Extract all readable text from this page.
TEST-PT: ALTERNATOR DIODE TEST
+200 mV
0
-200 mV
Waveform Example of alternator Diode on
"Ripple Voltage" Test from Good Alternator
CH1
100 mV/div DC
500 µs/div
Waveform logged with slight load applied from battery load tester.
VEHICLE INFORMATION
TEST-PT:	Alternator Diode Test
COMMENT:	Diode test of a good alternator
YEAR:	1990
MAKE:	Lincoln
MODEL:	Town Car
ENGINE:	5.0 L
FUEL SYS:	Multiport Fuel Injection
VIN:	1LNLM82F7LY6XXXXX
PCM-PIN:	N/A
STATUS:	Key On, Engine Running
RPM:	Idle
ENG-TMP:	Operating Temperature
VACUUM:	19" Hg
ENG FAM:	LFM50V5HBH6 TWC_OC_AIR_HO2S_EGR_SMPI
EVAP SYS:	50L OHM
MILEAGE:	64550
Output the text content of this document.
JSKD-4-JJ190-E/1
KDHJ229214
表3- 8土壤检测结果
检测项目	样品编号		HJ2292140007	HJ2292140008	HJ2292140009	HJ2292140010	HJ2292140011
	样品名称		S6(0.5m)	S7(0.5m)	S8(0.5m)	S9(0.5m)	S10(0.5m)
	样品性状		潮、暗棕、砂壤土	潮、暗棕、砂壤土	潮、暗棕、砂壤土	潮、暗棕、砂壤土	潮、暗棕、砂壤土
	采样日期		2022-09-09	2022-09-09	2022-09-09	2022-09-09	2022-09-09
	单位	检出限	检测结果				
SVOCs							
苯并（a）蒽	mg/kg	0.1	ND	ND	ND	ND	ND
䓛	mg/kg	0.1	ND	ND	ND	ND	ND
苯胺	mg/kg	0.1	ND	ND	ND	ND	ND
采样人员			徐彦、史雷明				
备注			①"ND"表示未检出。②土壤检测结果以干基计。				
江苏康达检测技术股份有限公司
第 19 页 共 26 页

What the task asks:
From the listing above, reproduce all the lines exactly.

Correct output:
Extract all readable text from this page.
TEST-PT: ALTERNATOR DIODE TEST
+200 mV
0
-200 mV
Waveform Example of alternator Diode on
"Ripple Voltage" Test from Good Alternator
CH1
100 mV/div DC
500 µs/div
Waveform logged with slight load applied from battery load tester.
VEHICLE INFORMATION
TEST-PT:	Alternator Diode Test
COMMENT:	Diode test of a good alternator
YEAR:	1990
MAKE:	Lincoln
MODEL:	Town Car
ENGINE:	5.0 L
FUEL SYS:	Multiport Fuel Injection
VIN:	1LNLM82F7LY6XXXXX
PCM-PIN:	N/A
STATUS:	Key On, Engine Running
RPM:	Idle
ENG-TMP:	Operating Temperature
VACUUM:	19" Hg
ENG FAM:	LFM50V5HBH6 TWC_OC_AIR_HO2S_EGR_SMPI
EVAP SYS:	50L OHM
MILEAGE:	64550
Output the text content of this document.
JSKD-4-JJ190-E/1
KDHJ229214
表3- 8土壤检测结果
检测项目	样品编号		HJ2292140007	HJ2292140008	HJ2292140009	HJ2292140010	HJ2292140011
	样品名称		S6(0.5m)	S7(0.5m)	S8(0.5m)	S9(0.5m)	S10(0.5m)
	样品性状		潮、暗棕、砂壤土	潮、暗棕、砂壤土	潮、暗棕、砂壤土	潮、暗棕、砂壤土	潮、暗棕、砂壤土
	采样日期		2022-09-09	2022-09-09	2022-09-09	2022-09-09	2022-09-09
	单位	检出限	检测结果				
SVOCs							
苯并（a）蒽	mg/kg	0.1	ND	ND	ND	ND	ND
䓛	mg/kg	0.1	ND	ND	ND	ND	ND
苯胺	mg/kg	0.1	ND	ND	ND	ND	ND
采样人员			徐彦、史雷明				
备注			①"ND"表示未检出。②土壤检测结果以干基计。				
江苏康达检测技术股份有限公司
第 19 页 共 26 页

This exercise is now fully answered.